===== SOURCE EXTRACT

In APAC specifically, the carding market dropped from $328.7 million to $291.5 million in the review period. This was accompanied by the increase in the average price of text card data from $14.23 to $20.26 and a dramatic drop in the price of a dump from $75.17 to $39.57.
Phishing and Scam Partner Programs
Another cohort of cybercriminals actively forging partnerships over the review period were scammers. In the last few years, phishing and scam affiliate programs became highly popular. The research conducted by Group-IB shows that there are more than 70 phishing and scam affiliate programs. Participants aim to steal money, as well as personal and payment data. In the reporting period, the threat actors who took part in such schemes pocketed at least $10 million in total. The average amount stolen by a scam affiliate program member is estimated at $83.
The affiliate programs involve large numbers of participants, have a strict hierarchy, and use complex technical infrastructures to automate fraudulent activities. This helps scale phishing campaigns and customize them for banks, popular email services, marketplaces, logistics companies, and other organizations. Phishing and scam affiliate programs initially focused on Russia and other CIS countries, recently started their online migration to Europe, America, Asia, and the Middle East. This is exemplified by Classiscam. Group-IB is aware of at least 71 brands from 36 countries, impersonated by the affiliate program members.

==========

» REQUIRED TASKS
**a.** In the cybercrime report extract, what is the estimated average amount stolen by a member of a scam affiliate program?
**b.** Does each of these statements agree with the cybercrime report extract? (i) The carding market in APAC grew during the review period. (ii) Group-IB's research found more than 70 phishing and scam affiliate programs. (iii) The price of a dump rose during the review period.

===== DATASET RECORDS

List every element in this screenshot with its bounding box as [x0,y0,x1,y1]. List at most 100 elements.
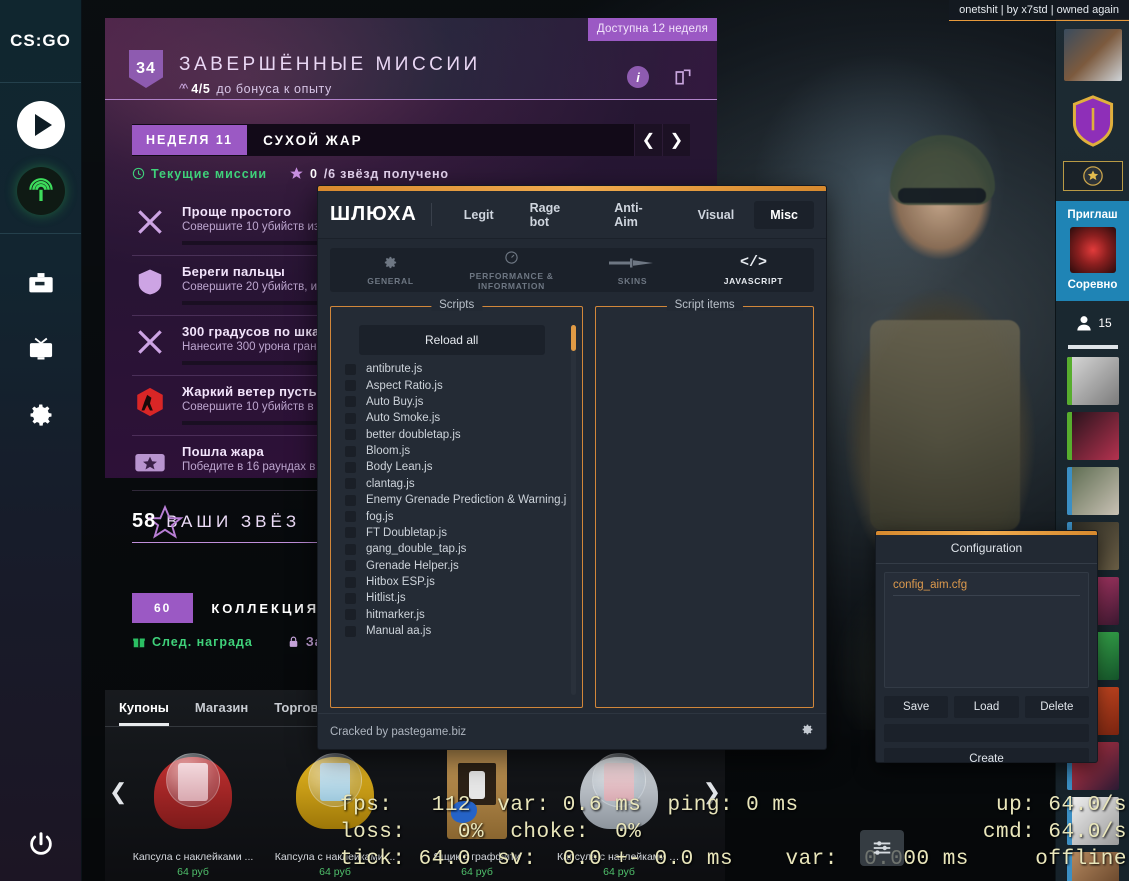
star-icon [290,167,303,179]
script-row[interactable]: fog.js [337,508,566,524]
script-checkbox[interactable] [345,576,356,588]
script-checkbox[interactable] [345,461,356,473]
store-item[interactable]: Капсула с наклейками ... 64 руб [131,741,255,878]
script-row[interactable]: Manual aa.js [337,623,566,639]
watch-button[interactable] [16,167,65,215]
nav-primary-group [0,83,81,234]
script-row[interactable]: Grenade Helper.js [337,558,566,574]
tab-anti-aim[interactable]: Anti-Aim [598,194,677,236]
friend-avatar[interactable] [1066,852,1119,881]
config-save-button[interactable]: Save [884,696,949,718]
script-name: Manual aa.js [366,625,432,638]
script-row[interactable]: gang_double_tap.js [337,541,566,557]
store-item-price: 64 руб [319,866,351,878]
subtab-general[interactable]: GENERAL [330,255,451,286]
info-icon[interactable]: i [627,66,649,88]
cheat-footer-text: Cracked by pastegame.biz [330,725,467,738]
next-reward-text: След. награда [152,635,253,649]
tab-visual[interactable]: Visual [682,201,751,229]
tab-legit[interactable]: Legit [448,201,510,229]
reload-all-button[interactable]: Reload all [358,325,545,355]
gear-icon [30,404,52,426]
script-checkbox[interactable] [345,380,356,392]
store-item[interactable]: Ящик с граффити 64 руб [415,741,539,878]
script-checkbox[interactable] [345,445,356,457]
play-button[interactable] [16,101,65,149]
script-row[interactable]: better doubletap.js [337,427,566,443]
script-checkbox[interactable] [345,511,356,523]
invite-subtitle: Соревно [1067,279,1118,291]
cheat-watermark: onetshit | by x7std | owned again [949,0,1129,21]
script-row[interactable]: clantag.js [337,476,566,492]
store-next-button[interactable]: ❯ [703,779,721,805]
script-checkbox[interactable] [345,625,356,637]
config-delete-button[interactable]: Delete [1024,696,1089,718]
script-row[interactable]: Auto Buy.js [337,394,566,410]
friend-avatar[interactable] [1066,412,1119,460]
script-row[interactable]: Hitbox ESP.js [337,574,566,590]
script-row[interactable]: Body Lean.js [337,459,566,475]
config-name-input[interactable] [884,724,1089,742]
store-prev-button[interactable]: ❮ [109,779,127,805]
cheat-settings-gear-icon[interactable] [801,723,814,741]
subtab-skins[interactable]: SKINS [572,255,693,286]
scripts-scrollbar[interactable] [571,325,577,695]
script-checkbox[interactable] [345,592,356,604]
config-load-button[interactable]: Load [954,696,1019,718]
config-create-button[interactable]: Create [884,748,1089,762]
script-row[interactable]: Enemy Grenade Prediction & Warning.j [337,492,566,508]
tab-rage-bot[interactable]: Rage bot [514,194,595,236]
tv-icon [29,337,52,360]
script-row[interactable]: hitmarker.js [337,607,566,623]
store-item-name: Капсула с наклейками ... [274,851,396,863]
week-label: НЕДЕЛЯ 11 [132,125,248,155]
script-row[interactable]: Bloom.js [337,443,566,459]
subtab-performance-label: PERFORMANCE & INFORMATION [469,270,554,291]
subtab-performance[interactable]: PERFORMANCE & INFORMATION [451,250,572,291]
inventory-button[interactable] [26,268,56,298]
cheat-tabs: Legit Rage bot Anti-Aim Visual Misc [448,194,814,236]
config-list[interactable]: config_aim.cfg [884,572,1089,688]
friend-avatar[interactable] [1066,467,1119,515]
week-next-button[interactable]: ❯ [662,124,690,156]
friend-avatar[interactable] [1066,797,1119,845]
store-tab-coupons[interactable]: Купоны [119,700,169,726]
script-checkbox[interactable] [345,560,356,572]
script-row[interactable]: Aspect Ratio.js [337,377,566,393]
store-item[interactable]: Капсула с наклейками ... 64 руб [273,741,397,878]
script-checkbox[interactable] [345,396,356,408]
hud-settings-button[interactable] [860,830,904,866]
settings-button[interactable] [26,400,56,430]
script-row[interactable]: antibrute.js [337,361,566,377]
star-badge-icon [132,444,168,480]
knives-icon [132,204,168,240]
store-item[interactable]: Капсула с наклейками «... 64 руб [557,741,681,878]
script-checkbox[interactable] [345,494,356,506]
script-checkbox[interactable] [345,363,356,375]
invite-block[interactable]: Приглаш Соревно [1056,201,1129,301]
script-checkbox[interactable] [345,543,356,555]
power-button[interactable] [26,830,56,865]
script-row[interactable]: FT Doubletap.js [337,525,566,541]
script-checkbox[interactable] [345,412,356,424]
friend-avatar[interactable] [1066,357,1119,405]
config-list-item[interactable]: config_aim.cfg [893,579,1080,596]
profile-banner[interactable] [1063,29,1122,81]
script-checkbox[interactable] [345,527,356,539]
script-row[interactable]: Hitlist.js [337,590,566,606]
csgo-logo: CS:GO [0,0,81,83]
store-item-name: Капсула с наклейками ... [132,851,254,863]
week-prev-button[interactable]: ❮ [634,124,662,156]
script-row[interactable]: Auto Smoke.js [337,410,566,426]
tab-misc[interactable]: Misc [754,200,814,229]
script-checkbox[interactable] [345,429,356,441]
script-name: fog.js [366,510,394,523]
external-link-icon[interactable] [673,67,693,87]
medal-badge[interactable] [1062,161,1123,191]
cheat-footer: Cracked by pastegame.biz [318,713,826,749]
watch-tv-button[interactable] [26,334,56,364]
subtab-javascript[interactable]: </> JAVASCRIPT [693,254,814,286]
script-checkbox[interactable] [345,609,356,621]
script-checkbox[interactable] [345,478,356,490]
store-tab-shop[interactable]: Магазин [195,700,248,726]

==========
===== DATASET RECORDS

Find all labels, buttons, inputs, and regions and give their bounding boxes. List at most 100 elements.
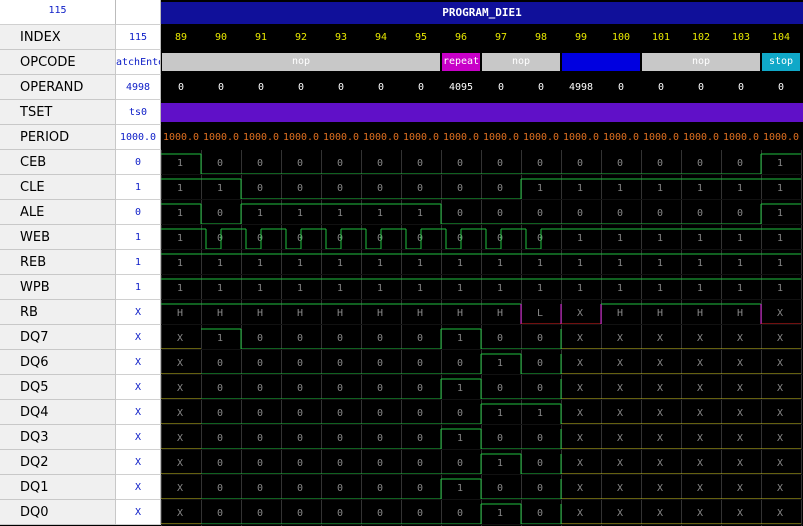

==========

» ANSWERS PER TASK
**a.** $83

**b.**
(i) No: "the carding market dropped from $328.7 million to $291.5 million in the review period."
(ii) Yes: "there are more than 70 phishing and scam affiliate programs."
(iii) No: "a dramatic drop in the price of a dump from $75.17 to $39.57."